──────── Material for this task ────────

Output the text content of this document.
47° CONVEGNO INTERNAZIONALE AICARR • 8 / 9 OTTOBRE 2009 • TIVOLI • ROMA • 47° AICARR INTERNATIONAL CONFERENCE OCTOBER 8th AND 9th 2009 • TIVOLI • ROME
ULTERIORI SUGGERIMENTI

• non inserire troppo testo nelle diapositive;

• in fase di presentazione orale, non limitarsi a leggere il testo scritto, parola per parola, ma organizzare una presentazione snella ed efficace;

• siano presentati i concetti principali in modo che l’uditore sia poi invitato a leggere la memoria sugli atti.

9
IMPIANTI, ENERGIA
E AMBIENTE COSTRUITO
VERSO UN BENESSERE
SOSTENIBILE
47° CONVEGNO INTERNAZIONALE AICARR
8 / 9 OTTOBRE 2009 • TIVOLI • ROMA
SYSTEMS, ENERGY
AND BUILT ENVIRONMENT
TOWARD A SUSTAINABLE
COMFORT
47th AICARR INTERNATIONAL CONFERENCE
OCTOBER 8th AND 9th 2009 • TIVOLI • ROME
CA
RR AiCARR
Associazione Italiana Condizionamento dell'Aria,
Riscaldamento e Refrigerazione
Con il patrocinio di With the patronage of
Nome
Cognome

────────

**Job:**
Exactly reproduce the material above.

**Completed task:**
Output the text content of this document.
47° CONVEGNO INTERNAZIONALE AICARR • 8 / 9 OTTOBRE 2009 • TIVOLI • ROMA • 47° AICARR INTERNATIONAL CONFERENCE OCTOBER 8th AND 9th 2009 • TIVOLI • ROME
ULTERIORI SUGGERIMENTI

• non inserire troppo testo nelle diapositive;

• in fase di presentazione orale, non limitarsi a leggere il testo scritto, parola per parola, ma organizzare una presentazione snella ed efficace;

• siano presentati i concetti principali in modo che l’uditore sia poi invitato a leggere la memoria sugli atti.

9
IMPIANTI, ENERGIA
E AMBIENTE COSTRUITO
VERSO UN BENESSERE
SOSTENIBILE
47° CONVEGNO INTERNAZIONALE AICARR
8 / 9 OTTOBRE 2009 • TIVOLI • ROMA
SYSTEMS, ENERGY
AND BUILT ENVIRONMENT
TOWARD A SUSTAINABLE
COMFORT
47th AICARR INTERNATIONAL CONFERENCE
OCTOBER 8th AND 9th 2009 • TIVOLI • ROME
CA
RR AiCARR
Associazione Italiana Condizionamento dell'Aria,
Riscaldamento e Refrigerazione
Con il patrocinio di With the patronage of
Nome
Cognome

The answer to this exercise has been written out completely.